Given text:
+++

How to reliably limit the amount of bandwidth your room mate or bad office colleague uses

Update: It seems I’ve created a monster. I’ve had my first two Google searchers arrive on this blog entry searching for “limit roomate downloading” and “netgear limit roomate”. Well after years of experimenting with QoS this is the best method I’ve found to do exactly that, so enjoy.

For part of the year I’m on a rural wifi network that, on a good day, gives me 3 megabits per second download speed and 700kbps upload speed. I’ve tried multiple rural providers, had them rip out their equipment because of the packet loss (that means you Skybeam), I’ve shouted at Qwest to upgrade the local exchange so we can get DSL, but for now I’m completely and utterly stuck on a 3 megabits downlink using Mile High Internet.

I have an occasional room-mate, my nephew, who downloads movies on iTunes and it uses about 1.5 to 3 megabits. I’ve tried configuring quality of service (QoS) on various routers including Netgear and Linksys/Cisco and the problem is that I need a zero latency connection for my SSH sessions to my servers. So while QoS might be great if everyone’s using non-realtime services like iTunes downloads and web browsing, when you are using SSH or a VoIP product like Skype, it really sucks when someone is hogging the bandwidth.

The problem arises because of the way most streaming movie players download movies. They don’t just do it using a smooth 1 megabit stream. They’ll suck down as much as your connection allows, buffer it and then use very little bandwidth for a few seconds, and then hog the entire connection again. If you are using SSH and you hit a key, it takes a while for the router to say: “Oh, you wanted some bandwidth, ok fine let me put this guy on hold. There. Now what did you want from me again? Hey you still there? Oh you just wanted one real-time keystroke. And now you’re gone. OK I guess I’ll let the other guy with a lower priority hog the bandwidth again until you hit another keystroke.”

So the trick, if you want to effectively deal with the movie downloading room-mate is to limit the amount of bandwidth they can use. That way netflix, iTunes, youtube, amazon unbox or any other streaming service has to use a constant 1 megabit rather than bursting to 3 megabits and then dropping to zero – and you always have some bandwidth available without having to wait for the router to do it’s QoS thing.

Here’s how you do it.

First install DD-WRT firmware on your router. I use a Netgear WNDR3300 router and after using various Linksys/Cisco routers I swear by this one. It has two built in radios so you can create two wireless networks, one on 2Ghz and one of 5Ghz. It’s also fast and works 100% reliably.

Then look up your router on dd-wrt’s site and download DD-WRT for your router and install it. I use version “DD-WRT v24-sp2 (10/10/09) std – build 13064″. There are newer builds available, but when I wrote this this was the recommended version.

+++

Recorded data:

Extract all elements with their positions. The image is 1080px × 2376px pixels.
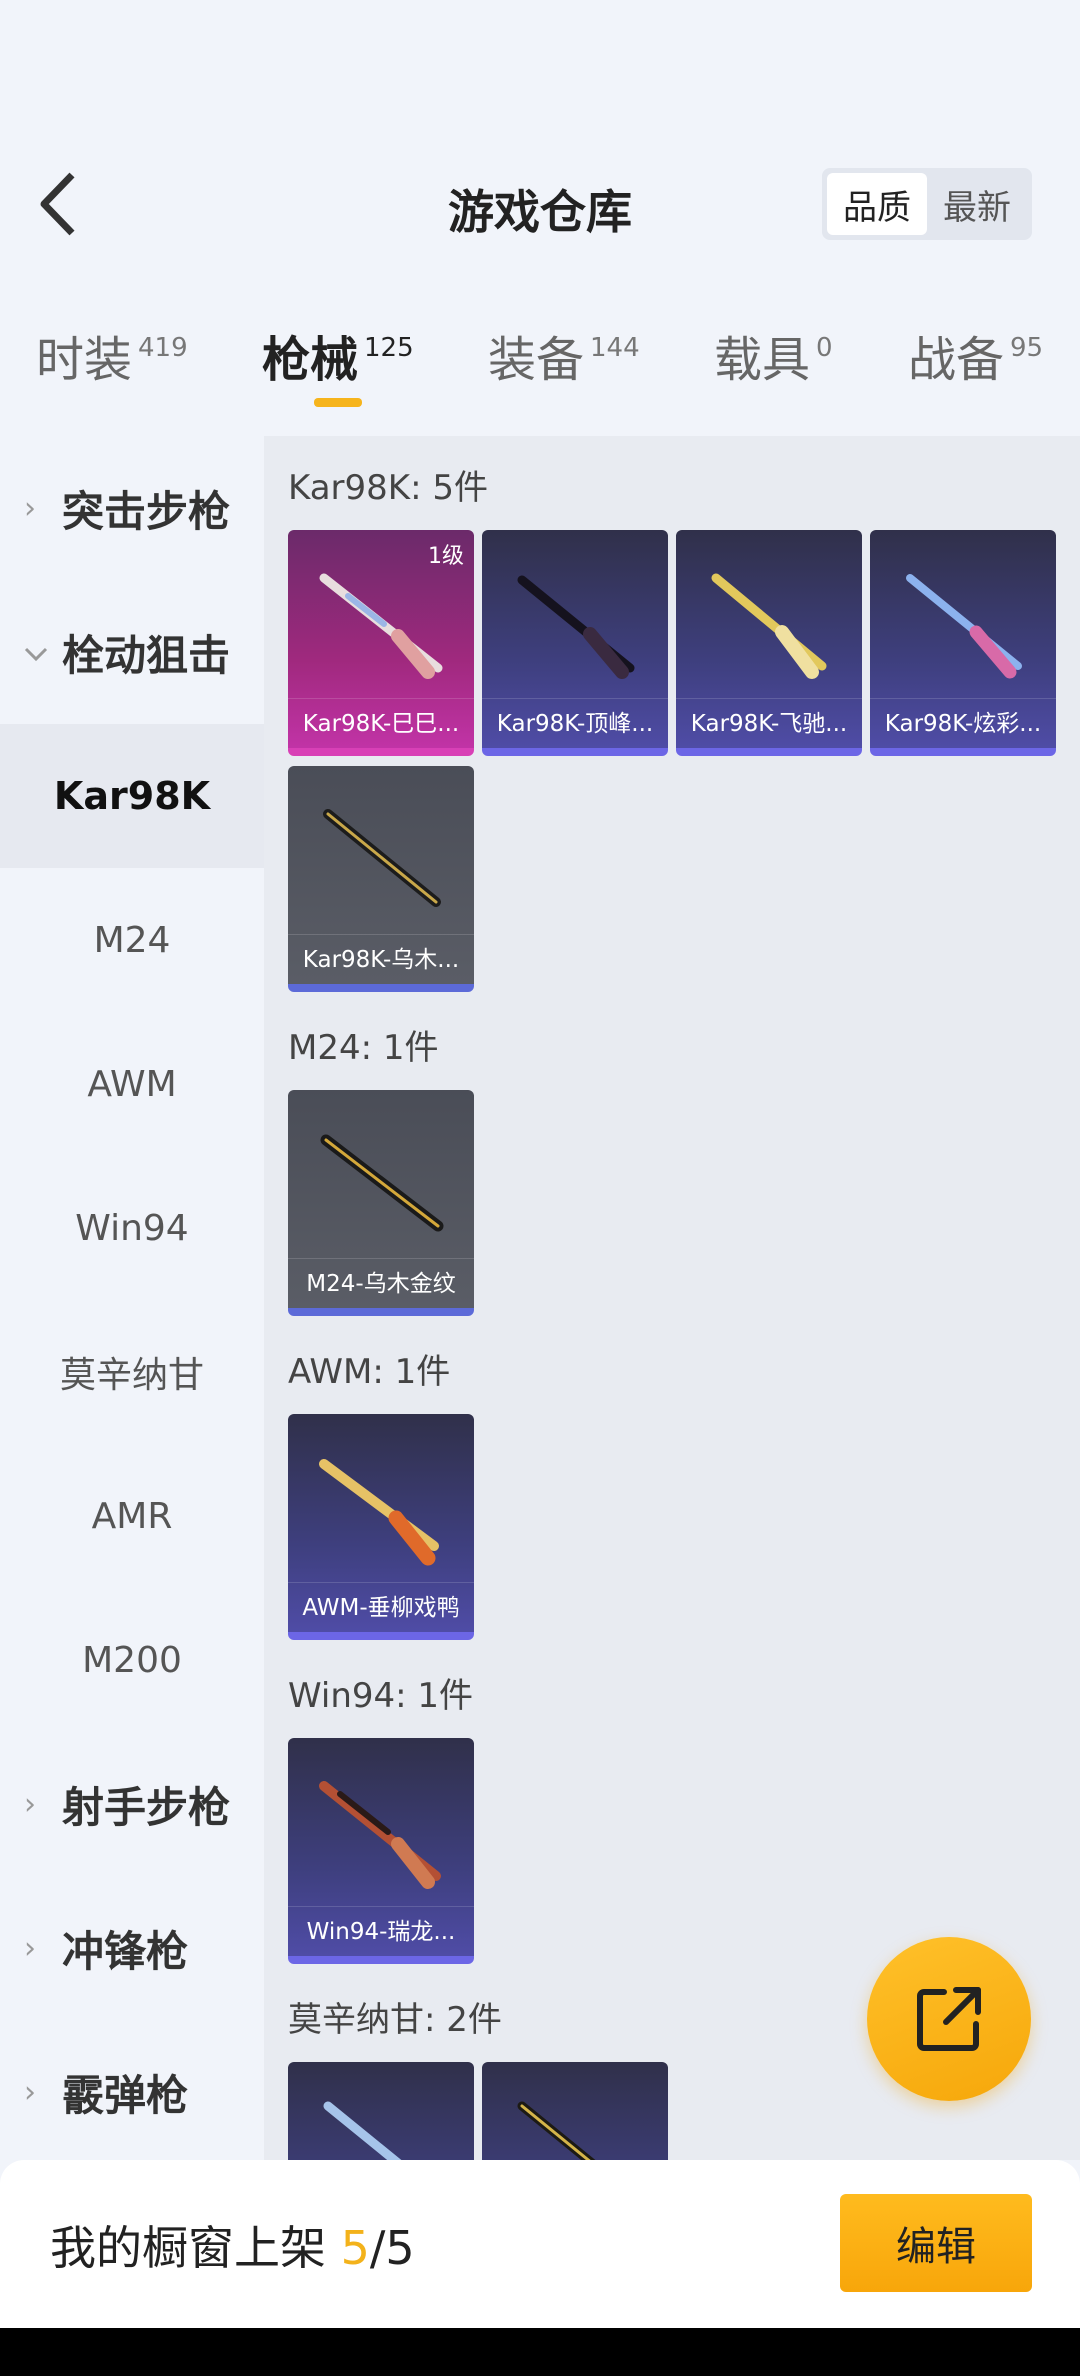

+++

To-do list:
(1) From the bandwidth-limiting post, output the passage starting with "I have an occasional" and going on through "hogging the bandwidth.".
(2) According to the bandwidth-limiting post, which router model does the writer use?

Solution set:
(1)
I have an occasional room-mate, my nephew, who downloads movies on iTunes and it uses about 1.5 to 3 megabits. I’ve tried configuring quality of service (QoS) on various routers including Netgear and Linksys/Cisco and the problem is that I need a zero latency connection for my SSH sessions to my servers. So while QoS might be great if everyone’s using non-realtime services like iTunes downloads and web browsing, when you are using SSH or a VoIP product like Skype, it really sucks when someone is hogging the bandwidth.

(2) A Netgear WNDR3300.